Look over the lines below. Report each one that includes the string "déclaration".

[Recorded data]

============

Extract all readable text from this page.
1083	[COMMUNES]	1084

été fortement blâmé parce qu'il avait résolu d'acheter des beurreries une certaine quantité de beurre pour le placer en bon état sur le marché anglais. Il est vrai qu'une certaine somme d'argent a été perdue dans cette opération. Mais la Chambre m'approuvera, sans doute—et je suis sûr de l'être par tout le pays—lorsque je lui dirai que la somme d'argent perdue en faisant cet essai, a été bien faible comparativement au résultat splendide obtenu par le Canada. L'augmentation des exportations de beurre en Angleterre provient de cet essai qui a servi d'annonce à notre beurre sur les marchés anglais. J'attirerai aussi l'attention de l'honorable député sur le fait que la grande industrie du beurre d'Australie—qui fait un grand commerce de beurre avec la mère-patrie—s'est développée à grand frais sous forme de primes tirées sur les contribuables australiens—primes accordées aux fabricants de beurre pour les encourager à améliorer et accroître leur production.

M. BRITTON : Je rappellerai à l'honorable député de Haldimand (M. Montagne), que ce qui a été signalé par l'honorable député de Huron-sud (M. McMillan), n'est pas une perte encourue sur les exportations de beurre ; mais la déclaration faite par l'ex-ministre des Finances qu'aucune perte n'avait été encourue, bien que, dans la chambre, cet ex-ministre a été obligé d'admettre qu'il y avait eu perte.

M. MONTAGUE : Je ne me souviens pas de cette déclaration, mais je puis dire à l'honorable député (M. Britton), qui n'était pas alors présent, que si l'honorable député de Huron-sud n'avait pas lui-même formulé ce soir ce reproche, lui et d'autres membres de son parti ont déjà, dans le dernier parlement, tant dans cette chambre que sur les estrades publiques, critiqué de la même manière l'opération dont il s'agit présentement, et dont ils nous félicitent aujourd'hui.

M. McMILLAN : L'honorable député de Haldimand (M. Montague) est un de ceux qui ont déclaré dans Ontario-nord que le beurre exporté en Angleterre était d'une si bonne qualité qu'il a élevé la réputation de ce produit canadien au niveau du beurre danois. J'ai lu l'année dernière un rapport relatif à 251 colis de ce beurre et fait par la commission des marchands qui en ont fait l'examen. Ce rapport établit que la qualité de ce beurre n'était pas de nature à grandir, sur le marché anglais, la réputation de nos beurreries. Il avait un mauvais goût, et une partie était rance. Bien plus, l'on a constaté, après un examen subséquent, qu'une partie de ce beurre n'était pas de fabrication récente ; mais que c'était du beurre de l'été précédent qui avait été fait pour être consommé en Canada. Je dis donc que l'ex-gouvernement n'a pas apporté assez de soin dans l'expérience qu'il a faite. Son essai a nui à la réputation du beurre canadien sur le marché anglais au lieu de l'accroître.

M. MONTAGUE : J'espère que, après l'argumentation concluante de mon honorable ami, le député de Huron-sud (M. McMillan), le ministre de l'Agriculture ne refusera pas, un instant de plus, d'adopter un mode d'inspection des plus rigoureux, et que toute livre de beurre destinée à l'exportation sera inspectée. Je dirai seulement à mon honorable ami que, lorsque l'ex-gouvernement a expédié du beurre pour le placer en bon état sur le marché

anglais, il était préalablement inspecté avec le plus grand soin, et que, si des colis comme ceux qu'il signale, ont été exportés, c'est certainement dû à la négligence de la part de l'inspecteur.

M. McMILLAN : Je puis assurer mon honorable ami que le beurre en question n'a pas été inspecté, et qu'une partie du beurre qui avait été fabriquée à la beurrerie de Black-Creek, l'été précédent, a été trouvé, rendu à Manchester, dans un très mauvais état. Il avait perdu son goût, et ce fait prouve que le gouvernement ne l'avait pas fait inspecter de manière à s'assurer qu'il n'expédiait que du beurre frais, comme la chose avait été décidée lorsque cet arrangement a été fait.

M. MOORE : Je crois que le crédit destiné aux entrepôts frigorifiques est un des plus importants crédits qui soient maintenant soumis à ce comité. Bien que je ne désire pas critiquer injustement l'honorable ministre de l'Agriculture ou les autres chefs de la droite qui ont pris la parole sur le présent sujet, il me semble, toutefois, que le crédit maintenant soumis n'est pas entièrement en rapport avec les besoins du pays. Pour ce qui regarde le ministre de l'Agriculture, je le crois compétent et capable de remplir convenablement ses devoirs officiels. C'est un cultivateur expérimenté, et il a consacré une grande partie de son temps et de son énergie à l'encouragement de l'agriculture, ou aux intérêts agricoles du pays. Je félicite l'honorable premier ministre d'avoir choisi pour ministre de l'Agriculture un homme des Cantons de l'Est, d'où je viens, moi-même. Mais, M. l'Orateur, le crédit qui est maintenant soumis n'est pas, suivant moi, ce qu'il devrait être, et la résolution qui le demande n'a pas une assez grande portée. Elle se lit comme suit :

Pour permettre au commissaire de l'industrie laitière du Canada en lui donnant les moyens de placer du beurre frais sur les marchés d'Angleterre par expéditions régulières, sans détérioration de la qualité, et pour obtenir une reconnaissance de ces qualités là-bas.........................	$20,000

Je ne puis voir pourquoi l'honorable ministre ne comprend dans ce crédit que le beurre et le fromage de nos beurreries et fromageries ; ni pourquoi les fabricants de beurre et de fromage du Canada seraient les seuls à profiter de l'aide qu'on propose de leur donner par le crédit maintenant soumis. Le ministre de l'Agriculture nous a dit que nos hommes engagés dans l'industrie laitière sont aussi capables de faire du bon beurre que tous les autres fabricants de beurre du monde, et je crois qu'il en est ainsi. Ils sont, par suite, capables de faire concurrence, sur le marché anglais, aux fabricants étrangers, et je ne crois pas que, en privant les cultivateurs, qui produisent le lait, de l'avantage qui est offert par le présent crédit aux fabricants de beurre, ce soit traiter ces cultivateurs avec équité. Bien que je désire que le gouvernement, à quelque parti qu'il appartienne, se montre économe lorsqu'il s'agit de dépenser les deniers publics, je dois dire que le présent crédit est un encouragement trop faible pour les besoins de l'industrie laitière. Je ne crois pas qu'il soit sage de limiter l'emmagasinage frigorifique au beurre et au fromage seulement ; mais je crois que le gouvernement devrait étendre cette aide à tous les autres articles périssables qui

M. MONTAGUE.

============

> _Exercise output_:
M. BRITTON : Je rappellerai à l'honorable député de Haldimand (M. Montagne), que ce qui a été signalé par l'honorable député de Huron-sud (M. McMillan), n'est pas une perte encourue sur les exportations de beurre ; mais la déclaration faite par l'ex-ministre des Finances qu'aucune perte n'avait été encourue, bien que, dans la chambre, cet ex-ministre a été obligé d'admettre qu'il y avait eu perte.
M. MONTAGUE : Je ne me souviens pas de cette déclaration, mais je puis dire à l'honorable député (M. Britton), qui n'était pas alors présent, que si l'honorable député de Huron-sud n'avait pas lui-même formulé ce soir ce reproche, lui et d'autres membres de son parti ont déjà, dans le dernier parlement, tant dans cette chambre que sur les estrades publiques, critiqué de la même manière l'opération dont il s'agit présentement, et dont ils nous félicitent aujourd'hui.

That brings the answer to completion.